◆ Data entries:
** begin **
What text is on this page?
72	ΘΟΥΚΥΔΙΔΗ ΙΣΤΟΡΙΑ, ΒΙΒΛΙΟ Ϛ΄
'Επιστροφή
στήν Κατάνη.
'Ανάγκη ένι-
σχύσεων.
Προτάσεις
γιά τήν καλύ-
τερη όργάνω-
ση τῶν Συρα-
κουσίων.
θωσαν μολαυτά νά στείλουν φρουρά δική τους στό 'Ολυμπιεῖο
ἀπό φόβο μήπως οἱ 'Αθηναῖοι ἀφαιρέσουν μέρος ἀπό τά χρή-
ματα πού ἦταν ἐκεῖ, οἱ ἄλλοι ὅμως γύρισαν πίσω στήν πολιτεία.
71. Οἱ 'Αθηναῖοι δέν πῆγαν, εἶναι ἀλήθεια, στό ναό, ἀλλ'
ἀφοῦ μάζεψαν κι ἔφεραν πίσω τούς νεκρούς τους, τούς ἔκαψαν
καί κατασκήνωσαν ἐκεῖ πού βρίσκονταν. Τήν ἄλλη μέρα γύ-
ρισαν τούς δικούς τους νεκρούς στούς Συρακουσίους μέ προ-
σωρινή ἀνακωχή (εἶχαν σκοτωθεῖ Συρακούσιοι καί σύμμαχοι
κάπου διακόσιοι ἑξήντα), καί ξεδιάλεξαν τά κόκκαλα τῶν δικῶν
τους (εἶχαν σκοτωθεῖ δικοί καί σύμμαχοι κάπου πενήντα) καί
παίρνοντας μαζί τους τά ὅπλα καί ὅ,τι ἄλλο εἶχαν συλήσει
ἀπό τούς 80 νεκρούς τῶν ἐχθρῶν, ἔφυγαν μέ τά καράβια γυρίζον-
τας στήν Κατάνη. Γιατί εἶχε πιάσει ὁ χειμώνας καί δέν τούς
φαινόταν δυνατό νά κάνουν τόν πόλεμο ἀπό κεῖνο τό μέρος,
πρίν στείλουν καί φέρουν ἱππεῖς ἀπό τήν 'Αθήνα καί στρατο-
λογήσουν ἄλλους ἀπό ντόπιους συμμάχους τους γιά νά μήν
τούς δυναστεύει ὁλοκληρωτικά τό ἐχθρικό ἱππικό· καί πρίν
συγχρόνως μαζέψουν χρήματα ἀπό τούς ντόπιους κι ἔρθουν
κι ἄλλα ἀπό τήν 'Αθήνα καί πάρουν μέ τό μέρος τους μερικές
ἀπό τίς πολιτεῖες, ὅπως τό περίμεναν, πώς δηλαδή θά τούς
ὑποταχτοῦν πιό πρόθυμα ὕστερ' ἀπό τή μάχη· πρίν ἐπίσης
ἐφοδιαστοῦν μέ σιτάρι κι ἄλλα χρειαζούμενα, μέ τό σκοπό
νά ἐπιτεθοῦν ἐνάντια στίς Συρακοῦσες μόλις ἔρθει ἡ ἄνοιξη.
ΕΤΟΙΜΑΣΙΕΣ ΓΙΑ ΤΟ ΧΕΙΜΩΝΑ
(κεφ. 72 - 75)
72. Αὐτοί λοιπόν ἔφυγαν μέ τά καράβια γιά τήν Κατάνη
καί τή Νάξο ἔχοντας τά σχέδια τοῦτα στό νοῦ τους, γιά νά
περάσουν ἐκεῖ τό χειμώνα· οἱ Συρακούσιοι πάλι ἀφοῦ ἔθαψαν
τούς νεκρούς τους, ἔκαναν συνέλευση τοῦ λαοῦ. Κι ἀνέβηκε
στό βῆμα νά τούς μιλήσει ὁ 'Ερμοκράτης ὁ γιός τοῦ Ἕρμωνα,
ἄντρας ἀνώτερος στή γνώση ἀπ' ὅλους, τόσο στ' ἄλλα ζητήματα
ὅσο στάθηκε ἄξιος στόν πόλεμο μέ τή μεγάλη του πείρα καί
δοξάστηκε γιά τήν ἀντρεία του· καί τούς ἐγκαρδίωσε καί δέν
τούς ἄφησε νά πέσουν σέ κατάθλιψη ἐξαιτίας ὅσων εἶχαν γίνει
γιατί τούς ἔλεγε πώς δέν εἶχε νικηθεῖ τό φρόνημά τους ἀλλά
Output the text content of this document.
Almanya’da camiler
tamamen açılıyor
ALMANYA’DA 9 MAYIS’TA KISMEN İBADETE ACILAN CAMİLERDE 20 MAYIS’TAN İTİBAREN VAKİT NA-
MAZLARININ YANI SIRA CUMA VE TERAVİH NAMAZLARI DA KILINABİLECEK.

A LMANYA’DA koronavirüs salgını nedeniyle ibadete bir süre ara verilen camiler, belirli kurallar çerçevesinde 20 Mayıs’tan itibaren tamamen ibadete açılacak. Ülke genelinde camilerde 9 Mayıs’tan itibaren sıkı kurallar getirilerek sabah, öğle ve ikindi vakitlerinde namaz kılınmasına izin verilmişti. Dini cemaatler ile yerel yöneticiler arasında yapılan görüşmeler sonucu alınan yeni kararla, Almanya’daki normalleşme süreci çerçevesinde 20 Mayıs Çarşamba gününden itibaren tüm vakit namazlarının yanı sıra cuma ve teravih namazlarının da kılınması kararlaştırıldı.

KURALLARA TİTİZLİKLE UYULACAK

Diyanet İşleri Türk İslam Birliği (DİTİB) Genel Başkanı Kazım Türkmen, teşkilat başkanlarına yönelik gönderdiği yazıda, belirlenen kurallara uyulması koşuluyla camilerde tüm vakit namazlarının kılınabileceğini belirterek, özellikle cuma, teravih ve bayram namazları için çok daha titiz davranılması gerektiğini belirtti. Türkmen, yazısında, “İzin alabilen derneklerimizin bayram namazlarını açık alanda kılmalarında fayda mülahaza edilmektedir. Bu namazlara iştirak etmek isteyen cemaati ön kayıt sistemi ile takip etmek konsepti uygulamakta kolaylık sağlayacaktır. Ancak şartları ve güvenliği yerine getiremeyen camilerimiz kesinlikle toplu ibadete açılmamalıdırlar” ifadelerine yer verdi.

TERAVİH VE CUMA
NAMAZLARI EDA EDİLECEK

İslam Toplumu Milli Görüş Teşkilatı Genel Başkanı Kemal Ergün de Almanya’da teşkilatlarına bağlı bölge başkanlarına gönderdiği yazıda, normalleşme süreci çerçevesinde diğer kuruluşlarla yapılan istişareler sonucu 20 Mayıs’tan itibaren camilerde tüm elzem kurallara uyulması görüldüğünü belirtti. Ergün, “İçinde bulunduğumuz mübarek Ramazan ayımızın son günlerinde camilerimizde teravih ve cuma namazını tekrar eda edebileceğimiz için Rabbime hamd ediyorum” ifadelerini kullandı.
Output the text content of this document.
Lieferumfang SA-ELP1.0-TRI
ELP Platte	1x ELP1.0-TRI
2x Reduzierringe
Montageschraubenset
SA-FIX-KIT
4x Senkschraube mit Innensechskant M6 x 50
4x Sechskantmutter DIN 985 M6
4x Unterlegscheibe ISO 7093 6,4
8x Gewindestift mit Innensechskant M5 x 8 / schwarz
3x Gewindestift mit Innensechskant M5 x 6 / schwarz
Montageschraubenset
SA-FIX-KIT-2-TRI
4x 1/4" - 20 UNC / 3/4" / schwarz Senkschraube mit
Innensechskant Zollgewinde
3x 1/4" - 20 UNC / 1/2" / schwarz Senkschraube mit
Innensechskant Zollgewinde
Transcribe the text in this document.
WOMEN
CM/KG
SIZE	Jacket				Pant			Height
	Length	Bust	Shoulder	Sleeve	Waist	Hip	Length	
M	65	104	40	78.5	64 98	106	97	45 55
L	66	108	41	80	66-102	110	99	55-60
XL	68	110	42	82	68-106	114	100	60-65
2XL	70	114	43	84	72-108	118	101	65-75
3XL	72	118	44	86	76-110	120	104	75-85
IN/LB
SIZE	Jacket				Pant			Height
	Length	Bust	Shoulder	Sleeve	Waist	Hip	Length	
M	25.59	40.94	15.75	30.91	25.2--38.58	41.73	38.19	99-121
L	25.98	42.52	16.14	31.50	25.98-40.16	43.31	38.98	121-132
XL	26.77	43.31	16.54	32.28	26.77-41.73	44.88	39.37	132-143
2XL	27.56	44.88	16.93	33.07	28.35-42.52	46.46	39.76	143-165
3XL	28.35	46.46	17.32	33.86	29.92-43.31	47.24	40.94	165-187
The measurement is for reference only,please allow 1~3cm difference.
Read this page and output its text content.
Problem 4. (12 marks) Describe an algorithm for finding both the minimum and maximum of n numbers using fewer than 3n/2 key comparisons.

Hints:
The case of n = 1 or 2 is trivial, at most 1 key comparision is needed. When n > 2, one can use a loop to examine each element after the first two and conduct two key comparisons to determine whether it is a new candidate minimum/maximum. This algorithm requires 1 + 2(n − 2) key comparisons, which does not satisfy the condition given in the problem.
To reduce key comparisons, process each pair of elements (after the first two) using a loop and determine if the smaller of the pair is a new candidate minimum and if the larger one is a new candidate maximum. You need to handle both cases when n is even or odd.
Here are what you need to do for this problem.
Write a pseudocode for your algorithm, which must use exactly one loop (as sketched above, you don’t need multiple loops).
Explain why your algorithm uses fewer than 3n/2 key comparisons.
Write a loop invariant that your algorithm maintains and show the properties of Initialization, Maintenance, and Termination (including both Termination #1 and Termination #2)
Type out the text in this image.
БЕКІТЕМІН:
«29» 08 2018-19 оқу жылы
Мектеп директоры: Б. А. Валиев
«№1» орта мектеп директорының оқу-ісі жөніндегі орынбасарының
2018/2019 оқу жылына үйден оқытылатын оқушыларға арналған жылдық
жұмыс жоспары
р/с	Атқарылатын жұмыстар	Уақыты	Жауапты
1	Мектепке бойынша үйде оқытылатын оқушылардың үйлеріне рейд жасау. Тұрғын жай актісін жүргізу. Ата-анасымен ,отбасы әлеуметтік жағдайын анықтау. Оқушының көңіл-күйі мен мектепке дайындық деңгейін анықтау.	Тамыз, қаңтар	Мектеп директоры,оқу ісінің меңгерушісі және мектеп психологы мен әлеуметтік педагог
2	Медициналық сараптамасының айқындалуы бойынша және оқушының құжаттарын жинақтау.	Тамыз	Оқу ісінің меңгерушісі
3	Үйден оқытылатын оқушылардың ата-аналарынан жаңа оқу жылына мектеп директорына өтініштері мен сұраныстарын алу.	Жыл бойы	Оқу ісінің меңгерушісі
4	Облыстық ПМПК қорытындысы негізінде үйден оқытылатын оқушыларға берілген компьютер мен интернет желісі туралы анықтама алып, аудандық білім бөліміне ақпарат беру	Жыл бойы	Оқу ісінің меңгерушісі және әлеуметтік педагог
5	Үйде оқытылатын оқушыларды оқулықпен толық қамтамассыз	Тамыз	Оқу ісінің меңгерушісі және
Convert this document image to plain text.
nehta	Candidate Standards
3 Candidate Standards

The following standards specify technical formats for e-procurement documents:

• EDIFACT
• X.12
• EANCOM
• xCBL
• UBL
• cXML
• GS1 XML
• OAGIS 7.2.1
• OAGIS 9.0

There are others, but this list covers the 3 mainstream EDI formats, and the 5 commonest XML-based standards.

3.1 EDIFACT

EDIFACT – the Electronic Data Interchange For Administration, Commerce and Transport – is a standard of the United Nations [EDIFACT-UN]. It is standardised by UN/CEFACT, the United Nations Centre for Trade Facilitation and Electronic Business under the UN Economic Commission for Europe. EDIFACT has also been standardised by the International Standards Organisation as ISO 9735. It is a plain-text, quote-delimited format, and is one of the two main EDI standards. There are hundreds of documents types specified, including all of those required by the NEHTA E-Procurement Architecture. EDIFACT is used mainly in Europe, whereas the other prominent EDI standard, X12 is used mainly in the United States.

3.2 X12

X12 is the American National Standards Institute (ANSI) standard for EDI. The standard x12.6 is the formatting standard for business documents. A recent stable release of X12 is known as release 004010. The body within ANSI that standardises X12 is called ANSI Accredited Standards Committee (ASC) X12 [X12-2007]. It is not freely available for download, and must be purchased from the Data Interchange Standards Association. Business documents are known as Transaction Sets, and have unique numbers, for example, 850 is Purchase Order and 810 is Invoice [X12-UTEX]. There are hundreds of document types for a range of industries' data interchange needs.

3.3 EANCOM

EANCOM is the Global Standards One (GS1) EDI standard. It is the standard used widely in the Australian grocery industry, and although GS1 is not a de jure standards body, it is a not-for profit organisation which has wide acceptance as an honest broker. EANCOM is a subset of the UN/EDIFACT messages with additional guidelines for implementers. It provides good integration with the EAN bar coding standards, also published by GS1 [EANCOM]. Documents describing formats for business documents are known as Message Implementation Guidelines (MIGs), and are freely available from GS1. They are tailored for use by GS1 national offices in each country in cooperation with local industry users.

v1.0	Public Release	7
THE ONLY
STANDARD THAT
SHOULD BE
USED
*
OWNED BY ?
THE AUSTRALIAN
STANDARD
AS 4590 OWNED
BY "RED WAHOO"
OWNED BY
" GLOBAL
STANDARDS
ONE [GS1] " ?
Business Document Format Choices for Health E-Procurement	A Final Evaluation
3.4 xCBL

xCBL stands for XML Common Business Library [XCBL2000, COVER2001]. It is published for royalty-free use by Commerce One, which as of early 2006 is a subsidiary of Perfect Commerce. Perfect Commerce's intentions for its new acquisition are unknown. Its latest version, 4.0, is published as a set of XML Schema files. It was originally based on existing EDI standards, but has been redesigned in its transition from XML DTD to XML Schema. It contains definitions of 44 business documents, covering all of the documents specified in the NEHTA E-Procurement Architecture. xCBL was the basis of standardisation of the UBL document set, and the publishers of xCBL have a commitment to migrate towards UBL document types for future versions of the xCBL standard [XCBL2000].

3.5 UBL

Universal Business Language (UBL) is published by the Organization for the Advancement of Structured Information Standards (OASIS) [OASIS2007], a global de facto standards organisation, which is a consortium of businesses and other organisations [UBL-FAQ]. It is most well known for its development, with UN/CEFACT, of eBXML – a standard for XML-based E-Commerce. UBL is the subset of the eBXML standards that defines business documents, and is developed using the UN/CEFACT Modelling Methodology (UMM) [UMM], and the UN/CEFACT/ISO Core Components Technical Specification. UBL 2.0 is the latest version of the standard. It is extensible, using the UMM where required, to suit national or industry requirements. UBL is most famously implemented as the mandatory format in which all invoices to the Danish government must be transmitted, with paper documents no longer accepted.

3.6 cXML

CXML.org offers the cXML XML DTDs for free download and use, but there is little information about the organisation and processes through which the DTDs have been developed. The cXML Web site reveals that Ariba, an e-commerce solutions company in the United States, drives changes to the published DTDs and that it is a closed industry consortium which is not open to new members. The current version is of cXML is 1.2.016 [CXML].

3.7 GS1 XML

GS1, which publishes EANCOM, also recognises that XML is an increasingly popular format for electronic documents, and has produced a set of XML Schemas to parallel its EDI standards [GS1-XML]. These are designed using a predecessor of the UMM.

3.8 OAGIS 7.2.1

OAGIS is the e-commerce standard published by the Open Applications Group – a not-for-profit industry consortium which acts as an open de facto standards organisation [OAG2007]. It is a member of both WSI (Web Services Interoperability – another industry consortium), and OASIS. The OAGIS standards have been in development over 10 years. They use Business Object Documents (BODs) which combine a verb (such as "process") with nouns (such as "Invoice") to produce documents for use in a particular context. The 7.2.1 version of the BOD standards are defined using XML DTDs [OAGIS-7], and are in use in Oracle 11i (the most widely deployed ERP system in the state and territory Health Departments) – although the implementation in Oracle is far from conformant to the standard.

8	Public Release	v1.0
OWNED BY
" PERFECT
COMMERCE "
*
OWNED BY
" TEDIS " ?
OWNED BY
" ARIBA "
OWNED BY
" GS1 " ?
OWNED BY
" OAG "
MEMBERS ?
** end **
◆ What the task requires: Scan the material line by line and report each one that contains "Συρακούσιοι".

◆ Answer to the task:
σωρινή ἀνακωχή (εἶχαν σκοτωθεῖ Συρακούσιοι καί σύμμαχοι
περάσουν ἐκεῖ τό χειμώνα· οἱ Συρακούσιοι πάλι ἀφοῦ ἔθαψαν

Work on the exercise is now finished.